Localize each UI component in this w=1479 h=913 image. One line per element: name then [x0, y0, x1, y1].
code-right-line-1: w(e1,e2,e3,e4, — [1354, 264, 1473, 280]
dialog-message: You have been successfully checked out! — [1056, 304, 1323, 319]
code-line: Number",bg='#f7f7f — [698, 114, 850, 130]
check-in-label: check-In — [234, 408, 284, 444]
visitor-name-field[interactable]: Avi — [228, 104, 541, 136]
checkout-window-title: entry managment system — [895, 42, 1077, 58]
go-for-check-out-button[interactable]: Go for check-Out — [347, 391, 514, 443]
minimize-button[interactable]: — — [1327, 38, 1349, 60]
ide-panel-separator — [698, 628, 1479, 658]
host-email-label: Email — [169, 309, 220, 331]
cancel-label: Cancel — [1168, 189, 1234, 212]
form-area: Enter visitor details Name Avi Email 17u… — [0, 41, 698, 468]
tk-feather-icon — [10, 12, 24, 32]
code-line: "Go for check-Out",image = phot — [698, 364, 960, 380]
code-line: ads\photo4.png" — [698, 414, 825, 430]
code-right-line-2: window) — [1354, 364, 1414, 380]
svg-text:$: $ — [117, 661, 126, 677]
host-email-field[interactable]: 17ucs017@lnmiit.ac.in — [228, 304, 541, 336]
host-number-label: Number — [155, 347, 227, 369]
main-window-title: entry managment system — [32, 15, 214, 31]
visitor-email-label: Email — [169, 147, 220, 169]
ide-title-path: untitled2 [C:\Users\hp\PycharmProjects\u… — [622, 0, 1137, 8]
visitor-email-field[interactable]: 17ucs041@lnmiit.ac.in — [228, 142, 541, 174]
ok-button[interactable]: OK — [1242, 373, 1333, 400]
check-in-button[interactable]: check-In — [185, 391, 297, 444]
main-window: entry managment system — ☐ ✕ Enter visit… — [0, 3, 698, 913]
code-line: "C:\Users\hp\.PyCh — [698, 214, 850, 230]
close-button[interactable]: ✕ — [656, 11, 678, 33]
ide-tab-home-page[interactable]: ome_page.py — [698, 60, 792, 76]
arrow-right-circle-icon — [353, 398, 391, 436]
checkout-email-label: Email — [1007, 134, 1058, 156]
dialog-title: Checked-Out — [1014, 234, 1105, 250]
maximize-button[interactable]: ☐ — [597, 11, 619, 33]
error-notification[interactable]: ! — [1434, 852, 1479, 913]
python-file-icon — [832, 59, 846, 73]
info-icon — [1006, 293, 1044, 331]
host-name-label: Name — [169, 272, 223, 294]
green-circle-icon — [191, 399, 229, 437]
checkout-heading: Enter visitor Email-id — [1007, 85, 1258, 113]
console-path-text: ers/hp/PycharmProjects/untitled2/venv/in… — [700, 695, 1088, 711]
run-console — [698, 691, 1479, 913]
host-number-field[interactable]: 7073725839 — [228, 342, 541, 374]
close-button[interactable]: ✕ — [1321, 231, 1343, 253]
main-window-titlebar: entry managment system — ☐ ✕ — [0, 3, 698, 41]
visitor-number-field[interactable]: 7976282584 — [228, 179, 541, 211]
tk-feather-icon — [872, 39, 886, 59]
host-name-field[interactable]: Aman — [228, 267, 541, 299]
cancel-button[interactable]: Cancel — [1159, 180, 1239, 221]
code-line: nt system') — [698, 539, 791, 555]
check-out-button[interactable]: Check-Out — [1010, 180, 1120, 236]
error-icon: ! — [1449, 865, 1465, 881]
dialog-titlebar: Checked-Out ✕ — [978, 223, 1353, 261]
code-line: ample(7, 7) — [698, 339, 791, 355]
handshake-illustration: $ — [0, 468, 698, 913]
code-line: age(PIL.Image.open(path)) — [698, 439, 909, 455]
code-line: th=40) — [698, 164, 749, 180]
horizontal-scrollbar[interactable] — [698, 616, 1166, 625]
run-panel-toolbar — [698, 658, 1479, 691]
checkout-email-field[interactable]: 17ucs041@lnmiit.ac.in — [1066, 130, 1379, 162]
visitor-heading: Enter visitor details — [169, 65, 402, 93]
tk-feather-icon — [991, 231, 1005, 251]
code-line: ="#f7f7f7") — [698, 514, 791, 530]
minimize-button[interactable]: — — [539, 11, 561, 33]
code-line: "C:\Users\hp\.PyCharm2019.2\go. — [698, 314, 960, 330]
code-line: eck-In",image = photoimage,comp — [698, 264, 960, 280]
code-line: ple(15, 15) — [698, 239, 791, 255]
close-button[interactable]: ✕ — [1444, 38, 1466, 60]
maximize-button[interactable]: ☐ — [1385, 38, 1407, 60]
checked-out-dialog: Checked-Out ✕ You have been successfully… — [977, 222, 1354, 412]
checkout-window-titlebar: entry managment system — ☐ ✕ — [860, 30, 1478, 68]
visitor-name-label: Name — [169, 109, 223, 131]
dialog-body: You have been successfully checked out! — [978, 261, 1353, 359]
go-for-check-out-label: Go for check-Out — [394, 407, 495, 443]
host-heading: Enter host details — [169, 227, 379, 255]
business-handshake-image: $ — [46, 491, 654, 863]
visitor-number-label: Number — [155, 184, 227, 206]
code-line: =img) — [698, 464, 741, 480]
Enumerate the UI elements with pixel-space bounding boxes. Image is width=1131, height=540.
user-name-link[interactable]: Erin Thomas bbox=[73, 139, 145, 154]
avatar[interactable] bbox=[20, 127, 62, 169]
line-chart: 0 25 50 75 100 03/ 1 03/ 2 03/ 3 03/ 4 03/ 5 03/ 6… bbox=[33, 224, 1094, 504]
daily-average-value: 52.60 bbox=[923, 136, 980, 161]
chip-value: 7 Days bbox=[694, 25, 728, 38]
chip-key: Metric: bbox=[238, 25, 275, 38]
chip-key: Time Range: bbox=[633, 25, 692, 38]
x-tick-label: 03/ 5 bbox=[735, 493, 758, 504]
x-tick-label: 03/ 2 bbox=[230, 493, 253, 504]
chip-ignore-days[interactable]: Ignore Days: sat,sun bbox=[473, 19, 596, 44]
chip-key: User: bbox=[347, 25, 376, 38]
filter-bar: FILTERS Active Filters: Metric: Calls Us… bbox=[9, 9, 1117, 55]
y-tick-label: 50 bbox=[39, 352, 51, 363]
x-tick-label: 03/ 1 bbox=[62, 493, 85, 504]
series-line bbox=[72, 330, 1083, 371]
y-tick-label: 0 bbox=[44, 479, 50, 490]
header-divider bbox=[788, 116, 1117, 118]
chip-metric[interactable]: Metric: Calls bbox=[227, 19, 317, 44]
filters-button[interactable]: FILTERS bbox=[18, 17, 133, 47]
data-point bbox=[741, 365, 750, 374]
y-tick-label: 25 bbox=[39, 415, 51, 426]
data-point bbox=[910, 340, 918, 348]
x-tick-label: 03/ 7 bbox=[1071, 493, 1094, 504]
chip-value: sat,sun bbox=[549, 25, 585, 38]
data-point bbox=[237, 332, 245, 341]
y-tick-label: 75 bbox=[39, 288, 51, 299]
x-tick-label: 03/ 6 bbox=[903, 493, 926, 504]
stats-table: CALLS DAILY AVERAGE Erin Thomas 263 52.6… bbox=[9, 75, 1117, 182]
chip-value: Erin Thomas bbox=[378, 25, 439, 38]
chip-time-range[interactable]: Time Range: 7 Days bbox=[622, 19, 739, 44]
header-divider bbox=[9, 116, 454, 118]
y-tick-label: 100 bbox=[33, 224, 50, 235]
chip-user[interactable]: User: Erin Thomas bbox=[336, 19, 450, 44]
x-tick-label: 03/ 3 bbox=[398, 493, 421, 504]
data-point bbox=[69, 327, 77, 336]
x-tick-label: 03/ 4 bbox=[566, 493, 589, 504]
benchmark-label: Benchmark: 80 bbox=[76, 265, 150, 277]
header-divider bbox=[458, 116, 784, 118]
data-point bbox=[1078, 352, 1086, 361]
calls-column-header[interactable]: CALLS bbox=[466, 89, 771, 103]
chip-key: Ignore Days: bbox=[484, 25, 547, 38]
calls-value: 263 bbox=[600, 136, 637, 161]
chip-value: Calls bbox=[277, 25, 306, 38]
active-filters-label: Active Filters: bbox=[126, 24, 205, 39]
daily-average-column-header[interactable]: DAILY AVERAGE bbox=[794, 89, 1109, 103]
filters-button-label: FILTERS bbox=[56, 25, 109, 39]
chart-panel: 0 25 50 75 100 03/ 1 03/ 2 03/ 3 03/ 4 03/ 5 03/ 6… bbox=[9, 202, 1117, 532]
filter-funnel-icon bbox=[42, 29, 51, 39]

• **SET PROBLEM**
Locate each line in the listing above that includes the string "Thomas", treating uppercase and lowercase as distinct, and copy those lines out in full.

• **SOLUTION TO THIS TASK**
user-name-link[interactable]: Erin Thomas bbox=[73, 139, 145, 154]
stats-table: CALLS DAILY AVERAGE Erin Thomas 263 52.6… bbox=[9, 75, 1117, 182]
chip-value: Erin Thomas bbox=[378, 25, 439, 38]
chip-user[interactable]: User: Erin Thomas bbox=[336, 19, 450, 44]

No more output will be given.